**Stated task 1:** Could you quote the cape tutorial from "Then, I folded" to "subject as you go."?
**Stated task 2:**
Does the cape tutorial support each of these statements? Answer yes or no for each, and quote the words that decide it.
(a) The hood pieces are about 10.5 inches wide at their widest point.
(b) The curve of the cape was measured 20 inches out from the half circle.
(c) Six hood pieces were cut in total.

Then, I cut out just half of the bowl shape (because the cape isn’t going all the way around my girl’s neck but plus, the fabric is folded over and doubles the circle that you cut out).  And then I began cutting a circle curve around the half circle, that was evenly measured 30 inches out from the half circle.  I went as far as I could go, before I ran out of fabric.  Once I opened it up, it was about 3/4 of a full circle.  If I didn’t want to gather in anything, I would have just cut a 1/2 circle (or what looked like a 1/4 circle while it was folded in half).


Then, I folded over the straight edges a 1/4 inch to the inside, then another 1/4 inch, and then sewed in place.  This just helps finish off those straight edges, which are the opening sides to the cape.


Next, I sewed a basting stitch (for gathering) around the inner circle, about a 1/4 inch from the edge……and then I set the cape aside.


Then, I cut out 4 hood pieces.  2 for the outer hood and 2 for the lining.  This is the basic shape below, with a curve at the bottom that was about the same curve as the curve of the cape neckline opening.  And if this helps you any while trying to freehand your hood shape, these pieces are about 10.5 inches wide (at the widest point) and 11.5 inches tall.  But my little girl has a small head.  Just be sure you add in enough for a seam allowance and maybe cut a little bigger than you think you’ll need and try on your subject as you go.

**Source data:**
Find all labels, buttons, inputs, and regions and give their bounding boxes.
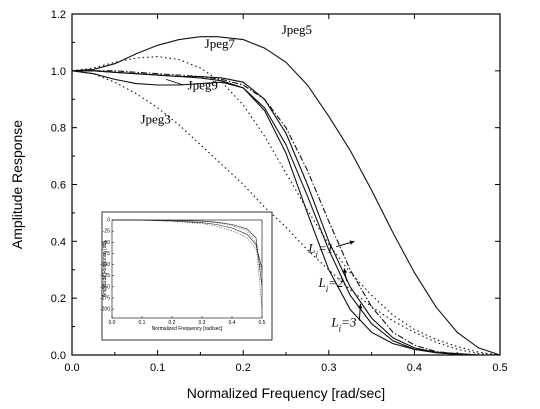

**Right answer 1:**
Then, I folded over the straight edges a 1/4 inch to the inside, then another 1/4 inch, and then sewed in place.  This just helps finish off those straight edges, which are the opening sides to the cape.


Next, I sewed a basting stitch (for gathering) around the inner circle, about a 1/4 inch from the edge……and then I set the cape aside.


Then, I cut out 4 hood pieces.  2 for the outer hood and 2 for the lining.  This is the basic shape below, with a curve at the bottom that was about the same curve as the curve of the cape neckline opening.  And if this helps you any while trying to freehand your hood shape, these pieces are about 10.5 inches wide (at the widest point) and 11.5 inches tall.  But my little girl has a small head.  Just be sure you add in enough for a seam allowance and maybe cut a little bigger than you think you’ll need and try on your subject as you go.

**Right answer 2:**
(a) Yes: "these pieces are about 10.5 inches wide (at the widest point)"
(b) No: "evenly measured 30 inches out from the half circle"
(c) No: "I cut out 4 hood pieces."